## Supplied records
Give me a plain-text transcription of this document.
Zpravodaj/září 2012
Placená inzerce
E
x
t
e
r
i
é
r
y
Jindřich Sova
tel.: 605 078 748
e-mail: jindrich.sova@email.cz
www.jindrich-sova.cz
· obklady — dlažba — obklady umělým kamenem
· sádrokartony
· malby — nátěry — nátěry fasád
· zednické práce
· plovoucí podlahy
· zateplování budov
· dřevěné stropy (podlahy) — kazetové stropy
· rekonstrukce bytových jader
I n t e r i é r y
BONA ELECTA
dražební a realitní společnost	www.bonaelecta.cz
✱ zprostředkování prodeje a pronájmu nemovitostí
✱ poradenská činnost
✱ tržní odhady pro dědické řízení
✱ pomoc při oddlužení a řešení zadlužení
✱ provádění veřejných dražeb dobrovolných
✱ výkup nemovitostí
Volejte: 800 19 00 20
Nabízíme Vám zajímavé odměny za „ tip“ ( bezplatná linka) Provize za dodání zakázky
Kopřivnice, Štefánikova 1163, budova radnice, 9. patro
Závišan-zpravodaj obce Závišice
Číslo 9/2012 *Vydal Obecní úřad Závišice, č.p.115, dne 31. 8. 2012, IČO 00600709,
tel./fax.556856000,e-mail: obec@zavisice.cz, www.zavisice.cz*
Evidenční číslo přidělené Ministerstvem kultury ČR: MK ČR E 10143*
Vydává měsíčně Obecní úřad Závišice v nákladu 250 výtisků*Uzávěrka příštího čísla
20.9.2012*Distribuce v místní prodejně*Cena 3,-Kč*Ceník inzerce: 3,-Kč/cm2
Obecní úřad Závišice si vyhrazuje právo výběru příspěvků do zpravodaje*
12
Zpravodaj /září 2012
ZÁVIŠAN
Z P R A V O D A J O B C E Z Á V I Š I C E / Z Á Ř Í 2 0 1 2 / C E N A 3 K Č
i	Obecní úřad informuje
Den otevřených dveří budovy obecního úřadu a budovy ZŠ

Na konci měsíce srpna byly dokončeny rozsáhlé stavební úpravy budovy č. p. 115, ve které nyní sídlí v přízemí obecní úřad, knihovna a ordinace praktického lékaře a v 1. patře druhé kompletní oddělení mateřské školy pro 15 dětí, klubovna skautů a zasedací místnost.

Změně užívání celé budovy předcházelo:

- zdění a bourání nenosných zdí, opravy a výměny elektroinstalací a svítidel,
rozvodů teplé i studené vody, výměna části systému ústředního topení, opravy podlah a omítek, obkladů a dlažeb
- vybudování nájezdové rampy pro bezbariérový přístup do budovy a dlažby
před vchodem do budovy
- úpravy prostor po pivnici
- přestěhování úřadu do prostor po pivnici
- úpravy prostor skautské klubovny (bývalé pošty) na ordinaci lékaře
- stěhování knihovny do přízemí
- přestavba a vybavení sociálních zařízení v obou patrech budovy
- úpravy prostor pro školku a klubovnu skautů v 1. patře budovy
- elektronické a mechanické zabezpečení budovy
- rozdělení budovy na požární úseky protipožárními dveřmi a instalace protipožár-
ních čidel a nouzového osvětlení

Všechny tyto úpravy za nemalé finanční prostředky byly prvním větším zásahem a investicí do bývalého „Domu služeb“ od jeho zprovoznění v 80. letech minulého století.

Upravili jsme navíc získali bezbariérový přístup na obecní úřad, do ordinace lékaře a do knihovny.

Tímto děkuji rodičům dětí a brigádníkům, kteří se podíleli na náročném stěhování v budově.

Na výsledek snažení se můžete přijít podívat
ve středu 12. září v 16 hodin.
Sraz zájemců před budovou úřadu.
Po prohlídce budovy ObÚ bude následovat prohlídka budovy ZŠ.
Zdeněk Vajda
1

==

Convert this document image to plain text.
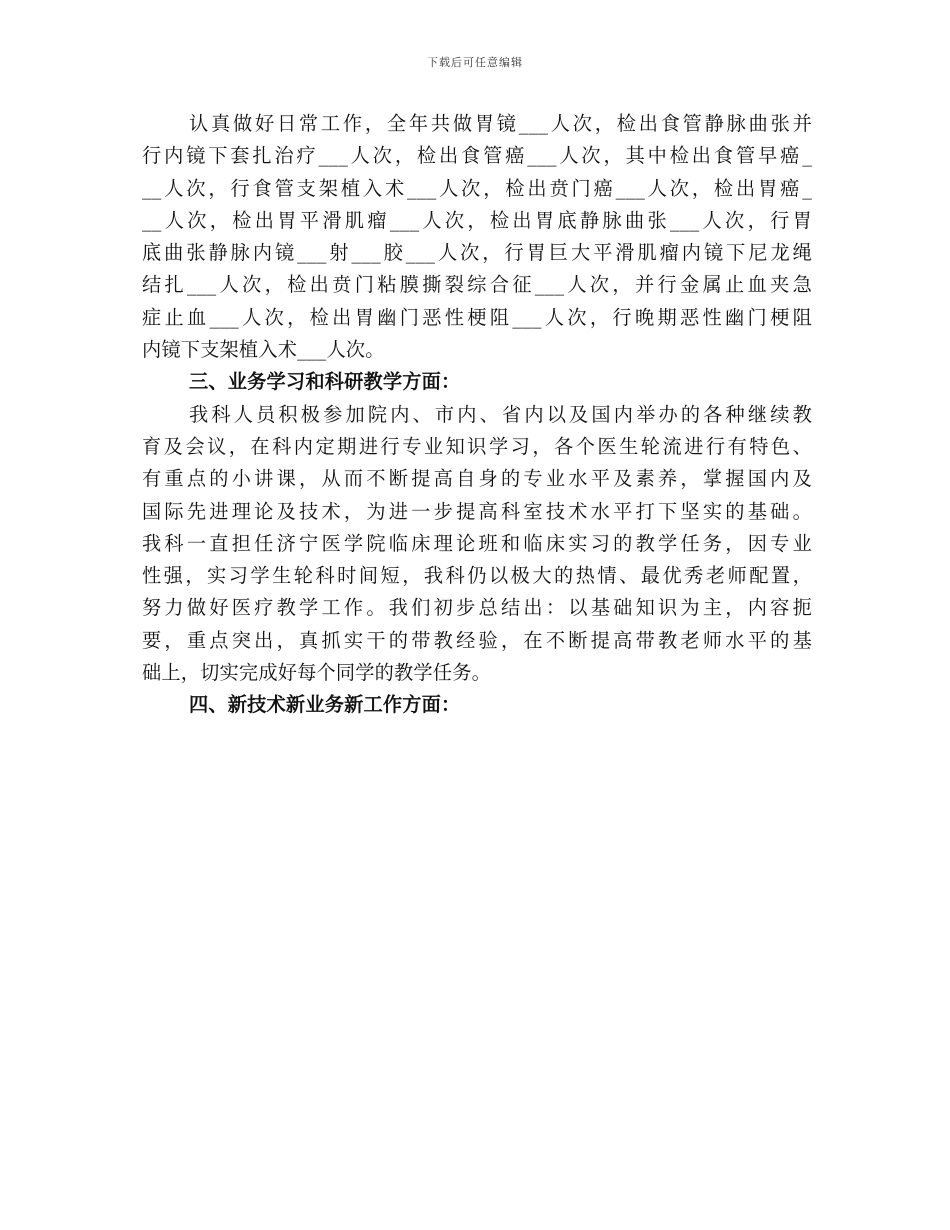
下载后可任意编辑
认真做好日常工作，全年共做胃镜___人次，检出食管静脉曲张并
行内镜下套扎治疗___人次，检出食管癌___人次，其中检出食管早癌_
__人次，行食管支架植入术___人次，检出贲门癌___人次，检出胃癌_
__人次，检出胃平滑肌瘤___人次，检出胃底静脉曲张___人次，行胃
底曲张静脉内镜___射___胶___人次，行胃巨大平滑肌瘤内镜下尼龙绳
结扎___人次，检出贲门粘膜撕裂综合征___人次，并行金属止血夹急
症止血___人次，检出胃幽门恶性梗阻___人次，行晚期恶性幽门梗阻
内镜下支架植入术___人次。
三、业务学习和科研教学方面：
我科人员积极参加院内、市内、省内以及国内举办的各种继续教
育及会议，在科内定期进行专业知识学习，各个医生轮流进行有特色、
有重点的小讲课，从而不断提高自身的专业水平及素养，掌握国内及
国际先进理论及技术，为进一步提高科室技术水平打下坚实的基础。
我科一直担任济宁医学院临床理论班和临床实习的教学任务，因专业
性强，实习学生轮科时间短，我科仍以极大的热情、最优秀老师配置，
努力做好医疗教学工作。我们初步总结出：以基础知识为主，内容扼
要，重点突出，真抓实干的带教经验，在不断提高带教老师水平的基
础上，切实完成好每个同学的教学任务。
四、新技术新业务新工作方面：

## Written exercise
Where a line holds the string "úpravy", copy that line.

## Task solution
Na konci měsíce srpna byly dokončeny rozsáhlé stavební úpravy budovy č. p. 115, ve které nyní sídlí v přízemí obecní úřad, knihovna a ordinace praktického lékaře a v 1. patře druhé kompletní oddělení mateřské školy pro 15 dětí, klubovna skautů a zasedací místnost.
- úpravy prostor po pivnici
- úpravy prostor skautské klubovny (bývalé pošty) na ordinaci lékaře
- úpravy prostor pro školku a klubovnu skautů v 1. patře budovy
Všechny tyto úpravy za nemalé finanční prostředky byly prvním větším zásahem a investicí do bývalého „Domu služeb“ od jeho zprovoznění v 80. letech minulého století.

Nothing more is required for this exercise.